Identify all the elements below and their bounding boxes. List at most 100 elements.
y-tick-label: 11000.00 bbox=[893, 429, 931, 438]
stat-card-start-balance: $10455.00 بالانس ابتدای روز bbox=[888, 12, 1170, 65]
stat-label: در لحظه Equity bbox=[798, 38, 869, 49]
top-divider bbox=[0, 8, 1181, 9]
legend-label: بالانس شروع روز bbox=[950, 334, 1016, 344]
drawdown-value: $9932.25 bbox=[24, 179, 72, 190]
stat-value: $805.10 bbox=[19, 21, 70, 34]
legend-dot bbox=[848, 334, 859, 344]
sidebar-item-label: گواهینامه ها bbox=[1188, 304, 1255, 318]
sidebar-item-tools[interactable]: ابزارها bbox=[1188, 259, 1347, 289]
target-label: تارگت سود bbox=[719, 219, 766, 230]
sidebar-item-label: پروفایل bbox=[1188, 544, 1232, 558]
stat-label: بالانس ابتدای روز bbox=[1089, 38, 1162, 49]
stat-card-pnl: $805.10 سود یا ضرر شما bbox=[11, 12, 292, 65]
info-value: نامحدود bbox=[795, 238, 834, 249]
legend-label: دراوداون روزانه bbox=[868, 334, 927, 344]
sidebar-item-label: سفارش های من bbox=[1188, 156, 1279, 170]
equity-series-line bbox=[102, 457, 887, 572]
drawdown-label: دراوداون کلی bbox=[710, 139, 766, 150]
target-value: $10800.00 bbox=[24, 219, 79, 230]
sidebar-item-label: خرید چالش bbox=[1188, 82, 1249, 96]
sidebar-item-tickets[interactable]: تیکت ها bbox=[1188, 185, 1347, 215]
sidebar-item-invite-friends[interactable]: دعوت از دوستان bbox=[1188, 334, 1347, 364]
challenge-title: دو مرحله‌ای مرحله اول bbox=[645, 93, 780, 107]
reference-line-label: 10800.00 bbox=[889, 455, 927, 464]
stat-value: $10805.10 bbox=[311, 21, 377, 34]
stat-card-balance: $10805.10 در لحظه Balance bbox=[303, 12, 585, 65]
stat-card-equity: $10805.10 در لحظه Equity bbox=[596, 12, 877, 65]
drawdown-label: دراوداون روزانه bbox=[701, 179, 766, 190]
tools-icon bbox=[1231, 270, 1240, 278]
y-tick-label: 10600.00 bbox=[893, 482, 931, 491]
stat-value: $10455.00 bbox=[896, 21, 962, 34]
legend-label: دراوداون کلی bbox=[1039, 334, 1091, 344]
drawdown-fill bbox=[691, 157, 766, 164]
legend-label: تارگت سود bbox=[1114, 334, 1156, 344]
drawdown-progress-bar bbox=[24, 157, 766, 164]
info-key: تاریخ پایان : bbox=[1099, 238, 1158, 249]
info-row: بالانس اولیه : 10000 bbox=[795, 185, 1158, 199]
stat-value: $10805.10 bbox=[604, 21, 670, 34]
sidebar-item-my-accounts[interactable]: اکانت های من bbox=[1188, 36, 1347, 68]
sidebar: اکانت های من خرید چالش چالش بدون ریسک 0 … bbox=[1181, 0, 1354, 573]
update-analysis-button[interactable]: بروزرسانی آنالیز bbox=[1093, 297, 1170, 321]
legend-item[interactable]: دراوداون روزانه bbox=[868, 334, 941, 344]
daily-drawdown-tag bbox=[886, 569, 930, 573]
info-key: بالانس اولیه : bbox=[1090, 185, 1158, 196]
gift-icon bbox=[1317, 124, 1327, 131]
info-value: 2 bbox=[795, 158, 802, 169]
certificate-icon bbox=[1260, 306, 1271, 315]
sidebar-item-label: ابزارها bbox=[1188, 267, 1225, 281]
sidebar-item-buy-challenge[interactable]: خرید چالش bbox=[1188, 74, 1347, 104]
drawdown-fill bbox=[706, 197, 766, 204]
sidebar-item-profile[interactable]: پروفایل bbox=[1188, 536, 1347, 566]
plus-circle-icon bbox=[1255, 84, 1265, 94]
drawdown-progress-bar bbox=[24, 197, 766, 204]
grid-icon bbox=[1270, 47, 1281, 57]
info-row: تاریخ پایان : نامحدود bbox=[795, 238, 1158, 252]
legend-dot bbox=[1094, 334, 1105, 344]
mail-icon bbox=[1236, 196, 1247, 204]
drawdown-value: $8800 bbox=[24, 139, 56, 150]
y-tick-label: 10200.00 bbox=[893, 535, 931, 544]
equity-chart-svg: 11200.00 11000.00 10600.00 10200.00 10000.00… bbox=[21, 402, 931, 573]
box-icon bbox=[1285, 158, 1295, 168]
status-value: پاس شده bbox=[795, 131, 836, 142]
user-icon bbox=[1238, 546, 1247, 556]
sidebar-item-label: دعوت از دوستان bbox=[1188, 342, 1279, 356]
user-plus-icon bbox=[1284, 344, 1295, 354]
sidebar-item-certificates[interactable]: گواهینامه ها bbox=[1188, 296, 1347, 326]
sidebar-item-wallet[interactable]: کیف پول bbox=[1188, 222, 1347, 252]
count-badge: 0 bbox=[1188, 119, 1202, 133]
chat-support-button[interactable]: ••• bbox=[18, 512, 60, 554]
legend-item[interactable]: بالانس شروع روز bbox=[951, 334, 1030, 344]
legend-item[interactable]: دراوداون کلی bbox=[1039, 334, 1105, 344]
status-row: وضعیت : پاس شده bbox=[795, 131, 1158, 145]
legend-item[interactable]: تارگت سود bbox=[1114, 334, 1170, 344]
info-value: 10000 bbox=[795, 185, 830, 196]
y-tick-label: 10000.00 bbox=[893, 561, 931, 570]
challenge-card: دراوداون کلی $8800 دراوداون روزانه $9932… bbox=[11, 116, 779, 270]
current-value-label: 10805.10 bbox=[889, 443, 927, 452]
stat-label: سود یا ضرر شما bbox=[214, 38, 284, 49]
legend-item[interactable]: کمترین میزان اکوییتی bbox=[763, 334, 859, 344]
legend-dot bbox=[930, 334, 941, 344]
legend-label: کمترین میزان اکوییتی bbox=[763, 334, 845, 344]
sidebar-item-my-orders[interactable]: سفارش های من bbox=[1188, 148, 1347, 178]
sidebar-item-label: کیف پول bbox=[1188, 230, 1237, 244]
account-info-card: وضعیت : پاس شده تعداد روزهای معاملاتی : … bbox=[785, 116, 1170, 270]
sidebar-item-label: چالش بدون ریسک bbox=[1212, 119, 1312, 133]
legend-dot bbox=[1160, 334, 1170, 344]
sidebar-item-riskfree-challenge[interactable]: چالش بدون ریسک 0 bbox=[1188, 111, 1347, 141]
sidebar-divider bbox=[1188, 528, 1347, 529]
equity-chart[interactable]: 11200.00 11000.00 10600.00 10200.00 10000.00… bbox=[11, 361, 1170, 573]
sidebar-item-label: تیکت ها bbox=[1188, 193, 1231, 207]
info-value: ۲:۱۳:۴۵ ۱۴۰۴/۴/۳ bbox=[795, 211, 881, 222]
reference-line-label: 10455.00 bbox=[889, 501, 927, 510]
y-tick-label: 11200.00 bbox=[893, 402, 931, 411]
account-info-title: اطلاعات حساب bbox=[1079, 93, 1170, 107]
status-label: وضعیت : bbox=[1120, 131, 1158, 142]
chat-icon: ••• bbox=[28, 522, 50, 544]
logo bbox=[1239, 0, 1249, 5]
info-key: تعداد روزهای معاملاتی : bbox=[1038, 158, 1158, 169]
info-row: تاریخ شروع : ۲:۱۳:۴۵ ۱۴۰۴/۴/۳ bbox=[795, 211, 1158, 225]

Wymagania zadania :: Przytocz bez zmian wiersze rekordów, zaczynając od pierwszego, a kończąc na wierszu zawierającym "drawdown-progress-bar bbox=[24, 157, 766, 164]", łącznie z nim.

Wykonane zadanie ::
Identify all the elements below and their bounding boxes. List at most 100 elements.
y-tick-label: 11000.00 bbox=[893, 429, 931, 438]
stat-card-start-balance: $10455.00 بالانس ابتدای روز bbox=[888, 12, 1170, 65]
stat-label: در لحظه Equity bbox=[798, 38, 869, 49]
top-divider bbox=[0, 8, 1181, 9]
legend-label: بالانس شروع روز bbox=[950, 334, 1016, 344]
drawdown-value: $9932.25 bbox=[24, 179, 72, 190]
stat-value: $805.10 bbox=[19, 21, 70, 34]
legend-dot bbox=[848, 334, 859, 344]
sidebar-item-label: گواهینامه ها bbox=[1188, 304, 1255, 318]
sidebar-item-tools[interactable]: ابزارها bbox=[1188, 259, 1347, 289]
target-label: تارگت سود bbox=[719, 219, 766, 230]
sidebar-item-label: پروفایل bbox=[1188, 544, 1232, 558]
stat-label: بالانس ابتدای روز bbox=[1089, 38, 1162, 49]
stat-card-pnl: $805.10 سود یا ضرر شما bbox=[11, 12, 292, 65]
info-value: نامحدود bbox=[795, 238, 834, 249]
legend-label: دراوداون روزانه bbox=[868, 334, 927, 344]
sidebar-item-label: سفارش های من bbox=[1188, 156, 1279, 170]
equity-series-line bbox=[102, 457, 887, 572]
drawdown-label: دراوداون کلی bbox=[710, 139, 766, 150]
target-value: $10800.00 bbox=[24, 219, 79, 230]
sidebar-item-label: خرید چالش bbox=[1188, 82, 1249, 96]
sidebar-item-tickets[interactable]: تیکت ها bbox=[1188, 185, 1347, 215]
sidebar-item-invite-friends[interactable]: دعوت از دوستان bbox=[1188, 334, 1347, 364]
challenge-title: دو مرحله‌ای مرحله اول bbox=[645, 93, 780, 107]
reference-line-label: 10800.00 bbox=[889, 455, 927, 464]
stat-value: $10805.10 bbox=[311, 21, 377, 34]
stat-card-balance: $10805.10 در لحظه Balance bbox=[303, 12, 585, 65]
stat-card-equity: $10805.10 در لحظه Equity bbox=[596, 12, 877, 65]
drawdown-label: دراوداون روزانه bbox=[701, 179, 766, 190]
tools-icon bbox=[1231, 270, 1240, 278]
y-tick-label: 10600.00 bbox=[893, 482, 931, 491]
stat-value: $10455.00 bbox=[896, 21, 962, 34]
legend-label: دراوداون کلی bbox=[1039, 334, 1091, 344]
drawdown-fill bbox=[691, 157, 766, 164]
legend-label: تارگت سود bbox=[1114, 334, 1156, 344]
drawdown-progress-bar bbox=[24, 157, 766, 164]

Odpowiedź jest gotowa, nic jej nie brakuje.